=== DATA FOR PROCESSING ===
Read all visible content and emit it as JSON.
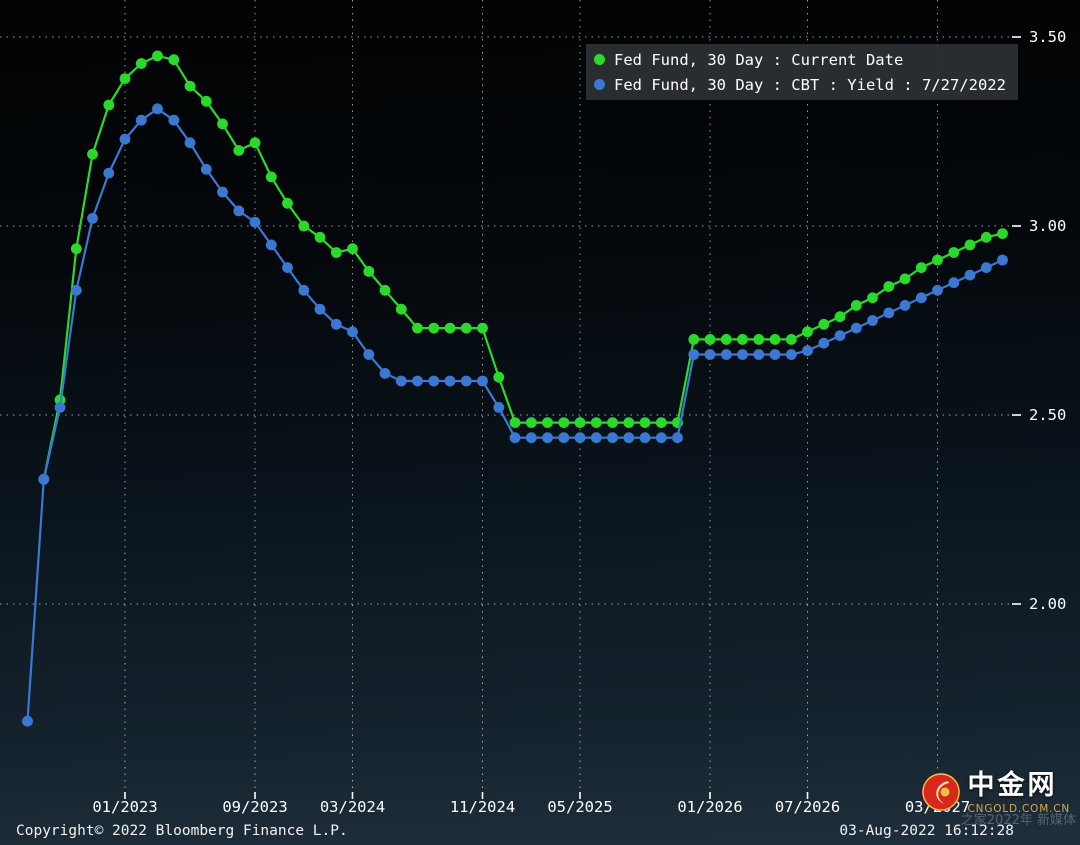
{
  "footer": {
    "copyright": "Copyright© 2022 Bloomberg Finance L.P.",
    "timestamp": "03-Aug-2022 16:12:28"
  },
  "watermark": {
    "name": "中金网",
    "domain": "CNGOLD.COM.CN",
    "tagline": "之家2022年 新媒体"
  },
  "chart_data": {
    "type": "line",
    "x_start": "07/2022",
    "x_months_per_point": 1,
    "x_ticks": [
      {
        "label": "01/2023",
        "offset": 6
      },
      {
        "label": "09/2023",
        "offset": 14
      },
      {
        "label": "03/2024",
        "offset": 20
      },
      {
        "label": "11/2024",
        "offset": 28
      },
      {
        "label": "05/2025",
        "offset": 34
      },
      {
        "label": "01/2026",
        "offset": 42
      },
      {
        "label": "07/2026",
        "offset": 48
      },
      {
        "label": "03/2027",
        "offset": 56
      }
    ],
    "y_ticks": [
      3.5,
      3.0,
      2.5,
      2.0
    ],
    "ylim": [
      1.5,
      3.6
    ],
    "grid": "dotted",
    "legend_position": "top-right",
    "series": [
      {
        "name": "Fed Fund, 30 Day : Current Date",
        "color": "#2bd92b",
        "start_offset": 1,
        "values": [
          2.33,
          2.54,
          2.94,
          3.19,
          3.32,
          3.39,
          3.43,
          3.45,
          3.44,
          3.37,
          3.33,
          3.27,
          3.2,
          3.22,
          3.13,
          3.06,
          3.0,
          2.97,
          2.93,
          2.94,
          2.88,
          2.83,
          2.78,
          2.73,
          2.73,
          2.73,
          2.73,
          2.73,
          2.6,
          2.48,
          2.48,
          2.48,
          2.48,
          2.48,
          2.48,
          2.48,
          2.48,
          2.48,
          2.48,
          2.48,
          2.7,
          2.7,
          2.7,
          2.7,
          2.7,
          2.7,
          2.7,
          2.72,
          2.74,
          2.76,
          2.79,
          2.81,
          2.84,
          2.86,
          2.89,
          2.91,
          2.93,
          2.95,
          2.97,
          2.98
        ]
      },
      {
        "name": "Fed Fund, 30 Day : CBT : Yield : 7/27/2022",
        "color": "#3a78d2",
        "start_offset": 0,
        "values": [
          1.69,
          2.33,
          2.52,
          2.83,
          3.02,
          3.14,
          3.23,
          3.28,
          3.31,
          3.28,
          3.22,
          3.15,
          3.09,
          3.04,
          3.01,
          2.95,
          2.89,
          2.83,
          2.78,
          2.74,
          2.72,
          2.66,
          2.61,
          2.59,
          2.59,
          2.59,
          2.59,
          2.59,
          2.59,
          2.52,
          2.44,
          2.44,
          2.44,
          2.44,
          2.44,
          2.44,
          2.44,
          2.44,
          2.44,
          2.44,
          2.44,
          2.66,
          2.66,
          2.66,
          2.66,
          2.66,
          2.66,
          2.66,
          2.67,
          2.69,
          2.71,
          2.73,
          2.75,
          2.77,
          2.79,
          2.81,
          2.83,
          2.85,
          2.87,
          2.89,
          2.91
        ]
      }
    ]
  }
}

=== WHAT THE TASK REQUIRES ===
Quote every record above exactly, leaving out the pictures.

=== PROBLEM SOLUTION ===
Read all visible content and emit it as JSON.
{
  "footer": {
    "copyright": "Copyright© 2022 Bloomberg Finance L.P.",
    "timestamp": "03-Aug-2022 16:12:28"
  },
  "watermark": {
    "name": "中金网",
    "domain": "CNGOLD.COM.CN",
    "tagline": "之家2022年 新媒体"
  },
  "chart_data": {
    "type": "line",
    "x_start": "07/2022",
    "x_months_per_point": 1,
    "x_ticks": [
      {
        "label": "01/2023",
        "offset": 6
      },
      {
        "label": "09/2023",
        "offset": 14
      },
      {
        "label": "03/2024",
        "offset": 20
      },
      {
        "label": "11/2024",
        "offset": 28
      },
      {
        "label": "05/2025",
        "offset": 34
      },
      {
        "label": "01/2026",
        "offset": 42
      },
      {
        "label": "07/2026",
        "offset": 48
      },
      {
        "label": "03/2027",
        "offset": 56
      }
    ],
    "y_ticks": [
      3.5,
      3.0,
      2.5,
      2.0
    ],
    "ylim": [
      1.5,
      3.6
    ],
    "grid": "dotted",
    "legend_position": "top-right",
    "series": [
      {
        "name": "Fed Fund, 30 Day : Current Date",
        "color": "#2bd92b",
        "start_offset": 1,
        "values": [
          2.33,
          2.54,
          2.94,
          3.19,
          3.32,
          3.39,
          3.43,
          3.45,
          3.44,
          3.37,
          3.33,
          3.27,
          3.2,
          3.22,
          3.13,
          3.06,
          3.0,
          2.97,
          2.93,
          2.94,
          2.88,
          2.83,
          2.78,
          2.73,
          2.73,
          2.73,
          2.73,
          2.73,
          2.6,
          2.48,
          2.48,
          2.48,
          2.48,
          2.48,
          2.48,
          2.48,
          2.48,
          2.48,
          2.48,
          2.48,
          2.7,
          2.7,
          2.7,
          2.7,
          2.7,
          2.7,
          2.7,
          2.72,
          2.74,
          2.76,
          2.79,
          2.81,
          2.84,
          2.86,
          2.89,
          2.91,
          2.93,
          2.95,
          2.97,
          2.98
        ]
      },
      {
        "name": "Fed Fund, 30 Day : CBT : Yield : 7/27/2022",
        "color": "#3a78d2",
        "start_offset": 0,
        "values": [
          1.69,
          2.33,
          2.52,
          2.83,
          3.02,
          3.14,
          3.23,
          3.28,
          3.31,
          3.28,
          3.22,
          3.15,
          3.09,
          3.04,
          3.01,
          2.95,
          2.89,
          2.83,
          2.78,
          2.74,
          2.72,
          2.66,
          2.61,
          2.59,
          2.59,
          2.59,
          2.59,
          2.59,
          2.59,
          2.52,
          2.44,
          2.44,
          2.44,
          2.44,
          2.44,
          2.44,
          2.44,
          2.44,
          2.44,
          2.44,
          2.44,
          2.66,
          2.66,
          2.66,
          2.66,
          2.66,
          2.66,
          2.66,
          2.67,
          2.69,
          2.71,
          2.73,
          2.75,
          2.77,
          2.79,
          2.81,
          2.83,
          2.85,
          2.87,
          2.89,
          2.91
        ]
      }
    ]
  }
}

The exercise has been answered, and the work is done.